* [DATASET CONTENT]
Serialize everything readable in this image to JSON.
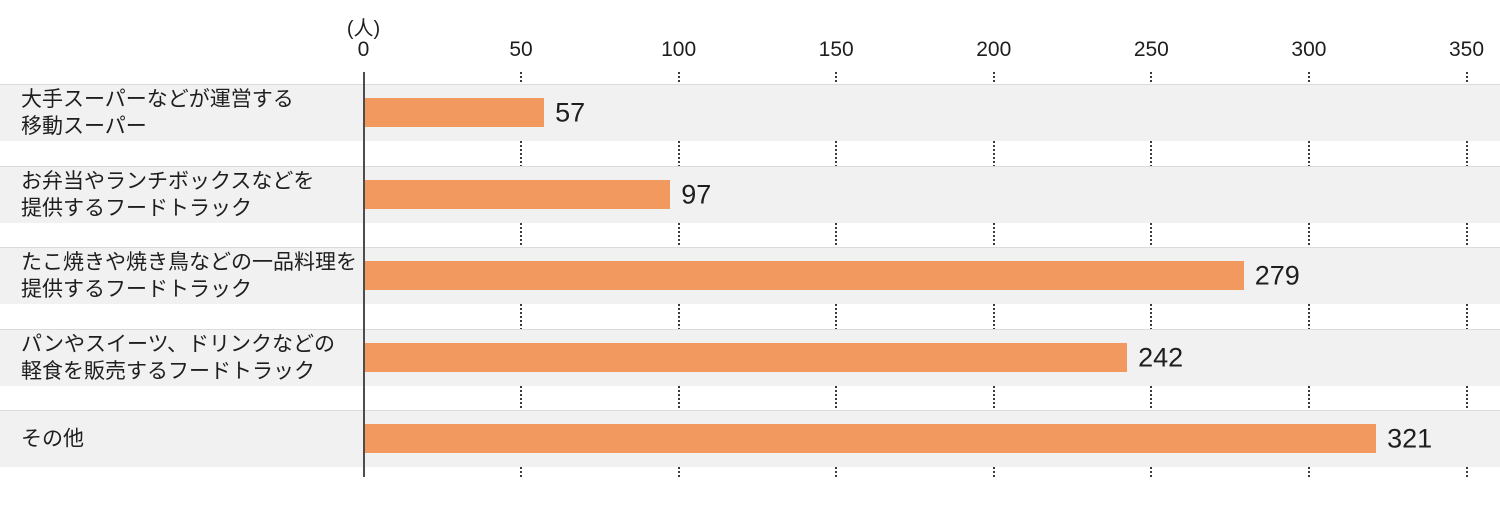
{
  "chart_data": {
    "type": "bar",
    "orientation": "horizontal",
    "title": "",
    "unit_label": "(人)",
    "xlabel": "",
    "ylabel": "",
    "xlim": [
      0,
      350
    ],
    "x_ticks": [
      0,
      50,
      100,
      150,
      200,
      250,
      300,
      350
    ],
    "grid": "dotted vertical tick marks shown only in gaps between row bands",
    "legend": "none",
    "categories": [
      [
        "大手スーパーなどが運営する",
        "移動スーパー"
      ],
      [
        "お弁当やランチボックスなどを",
        "提供するフードトラック"
      ],
      [
        "たこ焼きや焼き鳥などの一品料理を",
        "提供するフードトラック"
      ],
      [
        "パンやスイーツ、ドリンクなどの",
        "軽食を販売するフードトラック"
      ],
      [
        "その他"
      ]
    ],
    "values": [
      57,
      97,
      279,
      242,
      321
    ],
    "value_labels": [
      "57",
      "97",
      "279",
      "242",
      "321"
    ],
    "colors": {
      "bar": "#F2995F",
      "row_band": "#F1F1F1",
      "band_border": "#DBDBDB",
      "axis_line": "#4D4D4D",
      "tick_dots": "#3C3C3C",
      "text": "#1E1E1E",
      "background": "#FFFFFF"
    }
  }
}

* [GOAL] Repeat every record precisely. Any picture among them stays out of the copy.

* [RESPONSE FOR THIS EXERCISE]
Serialize everything readable in this image to JSON.
{
  "chart_data": {
    "type": "bar",
    "orientation": "horizontal",
    "title": "",
    "unit_label": "(人)",
    "xlabel": "",
    "ylabel": "",
    "xlim": [
      0,
      350
    ],
    "x_ticks": [
      0,
      50,
      100,
      150,
      200,
      250,
      300,
      350
    ],
    "grid": "dotted vertical tick marks shown only in gaps between row bands",
    "legend": "none",
    "categories": [
      [
        "大手スーパーなどが運営する",
        "移動スーパー"
      ],
      [
        "お弁当やランチボックスなどを",
        "提供するフードトラック"
      ],
      [
        "たこ焼きや焼き鳥などの一品料理を",
        "提供するフードトラック"
      ],
      [
        "パンやスイーツ、ドリンクなどの",
        "軽食を販売するフードトラック"
      ],
      [
        "その他"
      ]
    ],
    "values": [
      57,
      97,
      279,
      242,
      321
    ],
    "value_labels": [
      "57",
      "97",
      "279",
      "242",
      "321"
    ],
    "colors": {
      "bar": "#F2995F",
      "row_band": "#F1F1F1",
      "band_border": "#DBDBDB",
      "axis_line": "#4D4D4D",
      "tick_dots": "#3C3C3C",
      "text": "#1E1E1E",
      "background": "#FFFFFF"
    }
  }
}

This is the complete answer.